The exercise — Return all lines that include the string "Shawn".

***** Entries shown

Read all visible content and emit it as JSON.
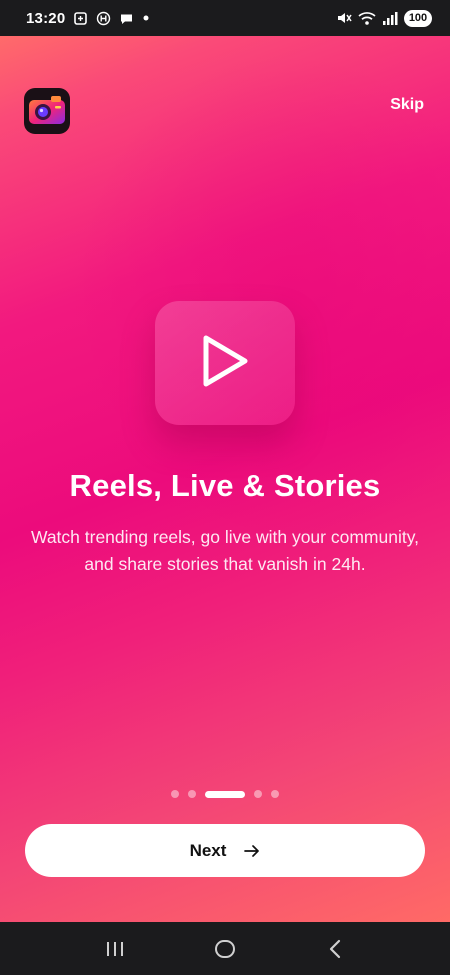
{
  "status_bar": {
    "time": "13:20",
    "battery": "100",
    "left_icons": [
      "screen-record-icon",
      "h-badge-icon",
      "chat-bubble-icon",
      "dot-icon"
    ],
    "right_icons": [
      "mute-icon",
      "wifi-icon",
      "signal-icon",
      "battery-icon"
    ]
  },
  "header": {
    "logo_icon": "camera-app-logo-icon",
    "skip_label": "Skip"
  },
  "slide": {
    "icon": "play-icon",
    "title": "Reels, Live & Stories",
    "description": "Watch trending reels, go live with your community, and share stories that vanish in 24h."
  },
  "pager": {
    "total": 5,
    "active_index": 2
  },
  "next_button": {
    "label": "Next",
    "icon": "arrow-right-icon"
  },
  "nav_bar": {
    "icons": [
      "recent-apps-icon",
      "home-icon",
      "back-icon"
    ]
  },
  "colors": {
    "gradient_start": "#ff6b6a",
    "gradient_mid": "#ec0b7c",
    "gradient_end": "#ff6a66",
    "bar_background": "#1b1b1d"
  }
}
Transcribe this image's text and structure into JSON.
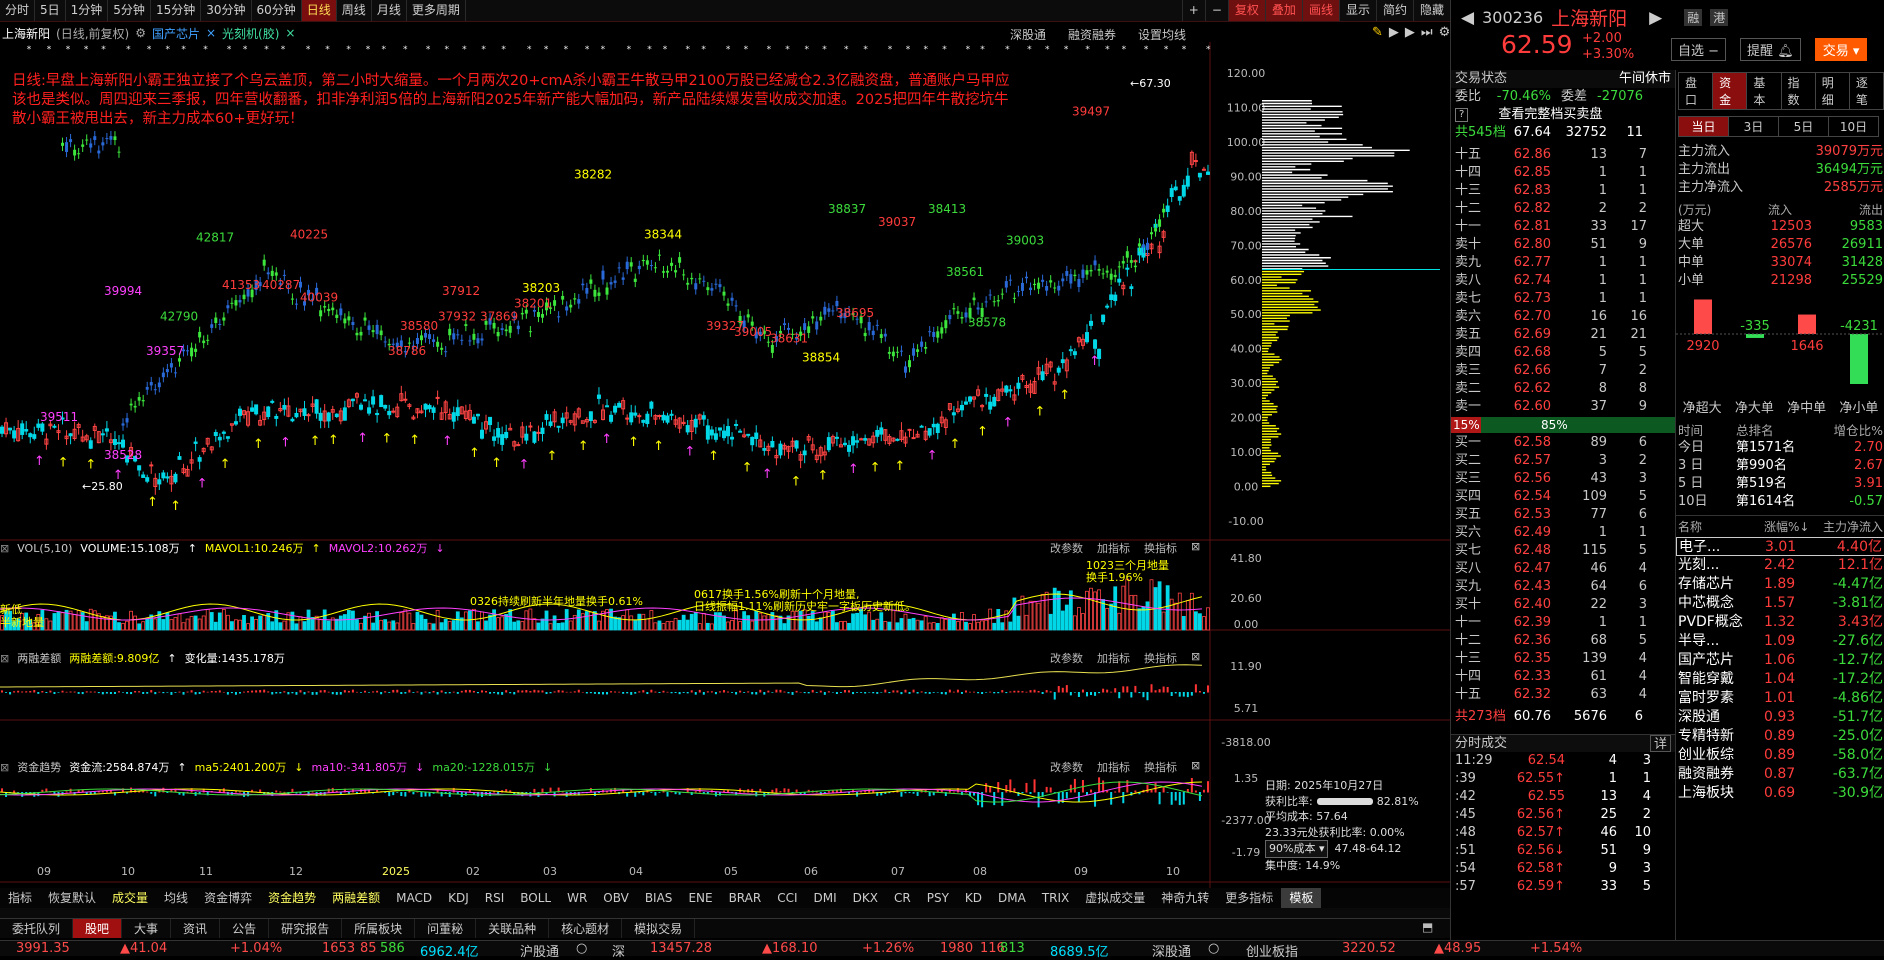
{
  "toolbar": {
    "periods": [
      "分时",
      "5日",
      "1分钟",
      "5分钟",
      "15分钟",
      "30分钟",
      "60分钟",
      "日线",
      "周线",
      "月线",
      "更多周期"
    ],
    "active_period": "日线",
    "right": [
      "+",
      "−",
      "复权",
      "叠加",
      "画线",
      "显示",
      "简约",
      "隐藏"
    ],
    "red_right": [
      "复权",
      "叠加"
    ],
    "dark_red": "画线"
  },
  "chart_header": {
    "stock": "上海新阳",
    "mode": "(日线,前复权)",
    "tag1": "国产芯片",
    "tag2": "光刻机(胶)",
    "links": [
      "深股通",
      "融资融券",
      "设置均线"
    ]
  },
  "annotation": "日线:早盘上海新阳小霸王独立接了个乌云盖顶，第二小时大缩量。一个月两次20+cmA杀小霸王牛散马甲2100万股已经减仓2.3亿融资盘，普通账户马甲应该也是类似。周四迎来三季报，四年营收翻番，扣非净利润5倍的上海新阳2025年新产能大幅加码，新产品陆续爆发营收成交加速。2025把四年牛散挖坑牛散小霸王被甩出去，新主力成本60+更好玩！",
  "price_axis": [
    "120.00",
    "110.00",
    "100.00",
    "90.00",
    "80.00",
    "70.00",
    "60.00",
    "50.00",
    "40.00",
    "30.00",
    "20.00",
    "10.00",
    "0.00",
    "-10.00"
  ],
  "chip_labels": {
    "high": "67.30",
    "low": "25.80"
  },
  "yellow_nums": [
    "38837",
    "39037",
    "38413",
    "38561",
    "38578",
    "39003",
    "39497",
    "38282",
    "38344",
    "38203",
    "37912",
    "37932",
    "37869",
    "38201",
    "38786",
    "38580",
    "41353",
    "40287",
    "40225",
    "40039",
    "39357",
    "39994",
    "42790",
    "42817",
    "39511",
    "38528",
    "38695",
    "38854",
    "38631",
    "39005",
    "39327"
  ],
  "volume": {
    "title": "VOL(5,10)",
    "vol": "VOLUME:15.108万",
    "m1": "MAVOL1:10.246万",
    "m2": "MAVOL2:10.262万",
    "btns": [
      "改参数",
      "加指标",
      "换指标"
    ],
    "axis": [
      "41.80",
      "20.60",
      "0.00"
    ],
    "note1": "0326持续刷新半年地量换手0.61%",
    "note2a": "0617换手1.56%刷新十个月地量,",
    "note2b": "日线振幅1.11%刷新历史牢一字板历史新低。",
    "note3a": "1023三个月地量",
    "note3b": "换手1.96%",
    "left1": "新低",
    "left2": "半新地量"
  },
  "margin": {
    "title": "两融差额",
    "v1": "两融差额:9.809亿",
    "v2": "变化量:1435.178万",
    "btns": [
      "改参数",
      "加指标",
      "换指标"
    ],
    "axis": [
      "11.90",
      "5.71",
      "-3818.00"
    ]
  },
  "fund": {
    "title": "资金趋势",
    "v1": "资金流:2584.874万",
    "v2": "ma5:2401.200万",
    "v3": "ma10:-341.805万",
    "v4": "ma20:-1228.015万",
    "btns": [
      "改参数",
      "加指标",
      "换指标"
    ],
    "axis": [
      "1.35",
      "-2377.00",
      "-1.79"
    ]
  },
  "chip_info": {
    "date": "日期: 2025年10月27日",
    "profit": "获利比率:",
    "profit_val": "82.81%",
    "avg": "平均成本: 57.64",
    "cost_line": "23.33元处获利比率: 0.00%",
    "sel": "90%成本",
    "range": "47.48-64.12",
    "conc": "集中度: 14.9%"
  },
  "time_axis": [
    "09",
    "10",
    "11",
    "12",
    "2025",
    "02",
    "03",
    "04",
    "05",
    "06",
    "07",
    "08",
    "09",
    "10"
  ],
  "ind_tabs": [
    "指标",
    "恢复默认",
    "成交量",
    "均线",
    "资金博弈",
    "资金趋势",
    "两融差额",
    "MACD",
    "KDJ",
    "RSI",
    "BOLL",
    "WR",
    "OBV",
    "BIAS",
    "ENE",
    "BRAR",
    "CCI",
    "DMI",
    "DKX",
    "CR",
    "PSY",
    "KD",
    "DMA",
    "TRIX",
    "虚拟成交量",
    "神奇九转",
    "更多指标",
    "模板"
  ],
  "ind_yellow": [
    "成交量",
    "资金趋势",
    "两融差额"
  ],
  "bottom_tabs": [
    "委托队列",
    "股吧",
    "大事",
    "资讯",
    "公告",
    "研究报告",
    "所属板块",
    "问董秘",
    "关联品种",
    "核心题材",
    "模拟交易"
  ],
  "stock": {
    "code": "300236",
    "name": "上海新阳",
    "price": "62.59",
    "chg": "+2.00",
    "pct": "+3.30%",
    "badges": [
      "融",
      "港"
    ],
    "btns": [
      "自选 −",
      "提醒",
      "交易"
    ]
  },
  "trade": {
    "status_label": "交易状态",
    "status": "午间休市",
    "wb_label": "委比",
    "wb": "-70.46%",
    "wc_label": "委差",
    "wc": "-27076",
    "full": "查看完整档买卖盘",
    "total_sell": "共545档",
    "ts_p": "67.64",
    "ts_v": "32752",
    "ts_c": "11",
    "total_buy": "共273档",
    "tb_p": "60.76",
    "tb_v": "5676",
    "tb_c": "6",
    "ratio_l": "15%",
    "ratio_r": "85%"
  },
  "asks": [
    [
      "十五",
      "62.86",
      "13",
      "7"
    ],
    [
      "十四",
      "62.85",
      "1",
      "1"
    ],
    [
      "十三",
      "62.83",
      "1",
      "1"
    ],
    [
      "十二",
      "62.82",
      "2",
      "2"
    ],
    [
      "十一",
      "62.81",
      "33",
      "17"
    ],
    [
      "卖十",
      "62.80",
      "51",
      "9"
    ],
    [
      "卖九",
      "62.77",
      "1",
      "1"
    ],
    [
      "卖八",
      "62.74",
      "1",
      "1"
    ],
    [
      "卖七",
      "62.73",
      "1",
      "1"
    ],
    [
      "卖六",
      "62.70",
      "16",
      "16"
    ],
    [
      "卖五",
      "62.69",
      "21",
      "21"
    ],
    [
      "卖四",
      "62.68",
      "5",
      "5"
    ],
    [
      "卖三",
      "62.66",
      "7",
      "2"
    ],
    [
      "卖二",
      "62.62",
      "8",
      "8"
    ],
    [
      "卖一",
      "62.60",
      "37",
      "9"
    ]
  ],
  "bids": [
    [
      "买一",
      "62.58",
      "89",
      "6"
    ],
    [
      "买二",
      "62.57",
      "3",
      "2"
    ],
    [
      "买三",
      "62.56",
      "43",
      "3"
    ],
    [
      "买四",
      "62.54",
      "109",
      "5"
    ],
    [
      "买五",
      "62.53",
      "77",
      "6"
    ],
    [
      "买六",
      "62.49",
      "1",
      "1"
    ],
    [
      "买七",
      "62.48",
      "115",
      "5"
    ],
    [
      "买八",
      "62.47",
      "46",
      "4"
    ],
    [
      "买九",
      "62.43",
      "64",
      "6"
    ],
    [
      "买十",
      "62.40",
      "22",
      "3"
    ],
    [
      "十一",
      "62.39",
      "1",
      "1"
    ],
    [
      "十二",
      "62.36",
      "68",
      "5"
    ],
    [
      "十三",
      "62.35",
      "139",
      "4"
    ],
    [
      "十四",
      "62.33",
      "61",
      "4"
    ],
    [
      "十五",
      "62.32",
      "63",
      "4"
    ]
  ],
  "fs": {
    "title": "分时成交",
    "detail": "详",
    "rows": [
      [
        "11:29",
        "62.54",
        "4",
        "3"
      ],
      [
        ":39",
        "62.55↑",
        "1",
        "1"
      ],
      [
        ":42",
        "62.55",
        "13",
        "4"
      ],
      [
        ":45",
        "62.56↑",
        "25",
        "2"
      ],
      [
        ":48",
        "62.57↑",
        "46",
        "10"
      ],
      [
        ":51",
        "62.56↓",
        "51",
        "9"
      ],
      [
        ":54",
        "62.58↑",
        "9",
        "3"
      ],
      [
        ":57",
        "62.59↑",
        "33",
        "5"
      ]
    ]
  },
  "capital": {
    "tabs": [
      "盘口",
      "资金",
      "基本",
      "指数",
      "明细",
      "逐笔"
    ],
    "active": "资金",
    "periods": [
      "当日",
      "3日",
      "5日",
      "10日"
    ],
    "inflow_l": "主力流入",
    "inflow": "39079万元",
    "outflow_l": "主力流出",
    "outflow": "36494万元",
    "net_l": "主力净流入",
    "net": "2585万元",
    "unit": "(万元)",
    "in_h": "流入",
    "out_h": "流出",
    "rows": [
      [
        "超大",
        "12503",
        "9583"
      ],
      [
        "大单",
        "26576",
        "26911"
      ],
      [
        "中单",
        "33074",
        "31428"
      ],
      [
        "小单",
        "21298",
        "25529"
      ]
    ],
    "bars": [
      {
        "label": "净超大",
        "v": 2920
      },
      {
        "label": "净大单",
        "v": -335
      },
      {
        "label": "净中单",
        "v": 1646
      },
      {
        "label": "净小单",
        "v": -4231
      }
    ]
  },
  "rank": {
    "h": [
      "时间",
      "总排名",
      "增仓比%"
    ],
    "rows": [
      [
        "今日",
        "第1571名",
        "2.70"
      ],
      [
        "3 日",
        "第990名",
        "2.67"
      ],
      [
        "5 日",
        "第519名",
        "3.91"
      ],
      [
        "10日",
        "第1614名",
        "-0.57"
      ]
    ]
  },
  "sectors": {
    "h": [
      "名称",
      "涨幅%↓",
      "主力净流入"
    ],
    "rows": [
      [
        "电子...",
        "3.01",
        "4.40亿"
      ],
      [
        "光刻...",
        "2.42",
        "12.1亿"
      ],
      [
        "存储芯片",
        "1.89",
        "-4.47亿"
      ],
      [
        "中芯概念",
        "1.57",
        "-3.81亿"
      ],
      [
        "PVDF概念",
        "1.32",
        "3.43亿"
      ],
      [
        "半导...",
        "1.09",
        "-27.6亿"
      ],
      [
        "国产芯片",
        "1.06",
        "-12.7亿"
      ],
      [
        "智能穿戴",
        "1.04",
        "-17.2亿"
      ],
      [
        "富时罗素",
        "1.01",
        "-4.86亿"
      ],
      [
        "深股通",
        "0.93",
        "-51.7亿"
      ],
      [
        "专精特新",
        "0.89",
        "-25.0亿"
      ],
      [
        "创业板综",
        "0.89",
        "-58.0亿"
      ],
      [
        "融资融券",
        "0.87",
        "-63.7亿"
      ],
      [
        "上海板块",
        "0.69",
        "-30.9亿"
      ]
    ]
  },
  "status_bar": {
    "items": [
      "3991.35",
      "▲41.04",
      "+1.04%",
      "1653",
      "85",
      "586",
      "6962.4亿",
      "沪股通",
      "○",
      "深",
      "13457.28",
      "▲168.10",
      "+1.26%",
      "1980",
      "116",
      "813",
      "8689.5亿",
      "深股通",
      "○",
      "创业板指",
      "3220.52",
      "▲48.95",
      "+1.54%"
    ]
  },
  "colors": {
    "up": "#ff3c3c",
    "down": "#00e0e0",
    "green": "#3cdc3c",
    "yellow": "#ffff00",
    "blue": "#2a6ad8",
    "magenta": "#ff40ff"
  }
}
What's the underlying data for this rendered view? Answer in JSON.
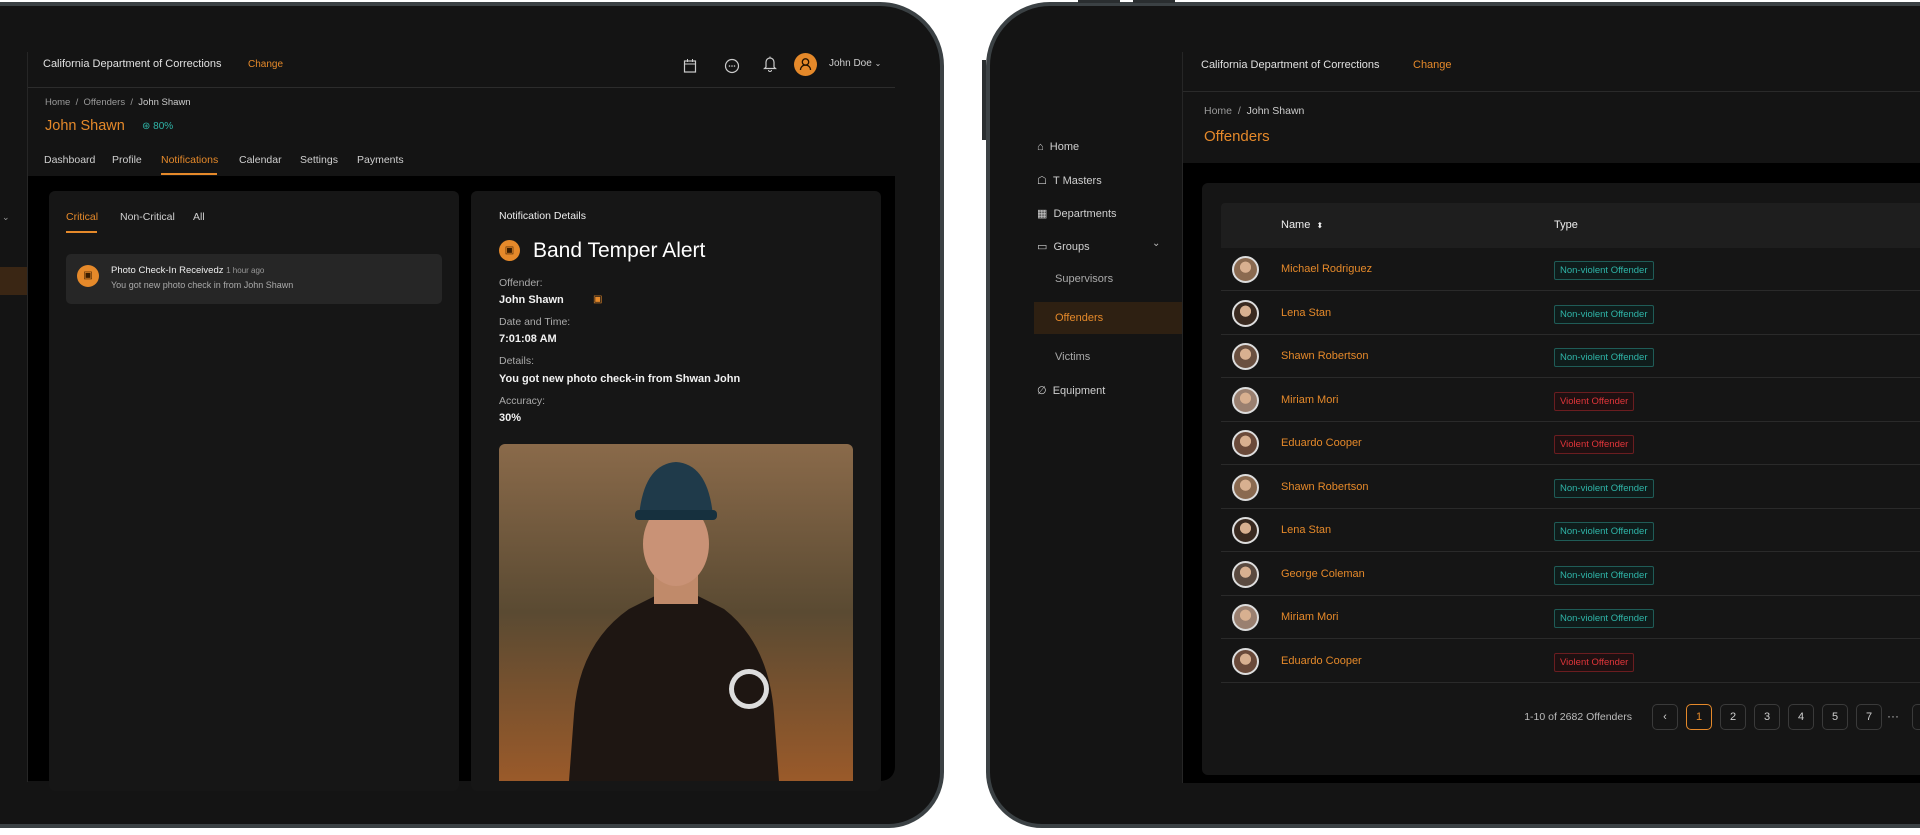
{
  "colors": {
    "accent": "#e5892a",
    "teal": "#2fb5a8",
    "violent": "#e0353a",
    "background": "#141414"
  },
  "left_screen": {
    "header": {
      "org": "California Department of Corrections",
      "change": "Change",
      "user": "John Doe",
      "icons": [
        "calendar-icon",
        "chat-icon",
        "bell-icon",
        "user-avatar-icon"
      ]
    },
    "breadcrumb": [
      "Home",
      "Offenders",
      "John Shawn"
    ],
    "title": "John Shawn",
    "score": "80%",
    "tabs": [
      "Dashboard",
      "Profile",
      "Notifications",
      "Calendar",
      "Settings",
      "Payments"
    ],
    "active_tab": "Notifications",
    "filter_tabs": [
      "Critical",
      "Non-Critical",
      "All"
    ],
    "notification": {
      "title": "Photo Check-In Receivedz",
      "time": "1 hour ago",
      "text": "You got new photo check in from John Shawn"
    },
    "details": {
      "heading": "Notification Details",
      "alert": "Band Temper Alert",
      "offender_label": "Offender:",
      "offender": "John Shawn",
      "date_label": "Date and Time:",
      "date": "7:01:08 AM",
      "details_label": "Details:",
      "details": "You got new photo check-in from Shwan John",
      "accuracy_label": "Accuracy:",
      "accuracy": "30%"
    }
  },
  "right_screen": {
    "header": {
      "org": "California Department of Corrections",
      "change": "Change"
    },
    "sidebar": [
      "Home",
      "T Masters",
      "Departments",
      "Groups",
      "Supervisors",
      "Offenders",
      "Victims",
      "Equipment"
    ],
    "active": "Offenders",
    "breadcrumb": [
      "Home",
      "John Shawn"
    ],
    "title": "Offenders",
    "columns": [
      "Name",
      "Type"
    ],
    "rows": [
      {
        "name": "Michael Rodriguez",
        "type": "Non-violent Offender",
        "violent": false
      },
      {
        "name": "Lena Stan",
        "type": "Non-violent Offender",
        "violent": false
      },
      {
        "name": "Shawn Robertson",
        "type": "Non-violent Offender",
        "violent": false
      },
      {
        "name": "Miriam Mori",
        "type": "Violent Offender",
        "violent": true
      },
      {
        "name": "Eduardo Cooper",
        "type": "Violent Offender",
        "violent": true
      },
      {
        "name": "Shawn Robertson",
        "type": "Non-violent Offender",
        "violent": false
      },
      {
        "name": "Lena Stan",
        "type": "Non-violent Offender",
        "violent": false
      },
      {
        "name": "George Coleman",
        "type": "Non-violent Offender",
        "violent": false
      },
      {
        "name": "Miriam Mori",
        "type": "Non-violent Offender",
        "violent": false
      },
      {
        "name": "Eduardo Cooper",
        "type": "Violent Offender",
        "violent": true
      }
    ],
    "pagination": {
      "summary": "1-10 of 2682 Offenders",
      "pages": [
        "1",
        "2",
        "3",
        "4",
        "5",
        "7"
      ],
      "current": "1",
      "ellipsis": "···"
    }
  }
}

**********

Response —
      "John Shawn"
    "title": "John Shawn",
      "text": "You got new photo check in from John Shawn"
      "offender": "John Shawn",
      "John Shawn"
        "name": "Shawn Robertson",
        "name": "Shawn Robertson",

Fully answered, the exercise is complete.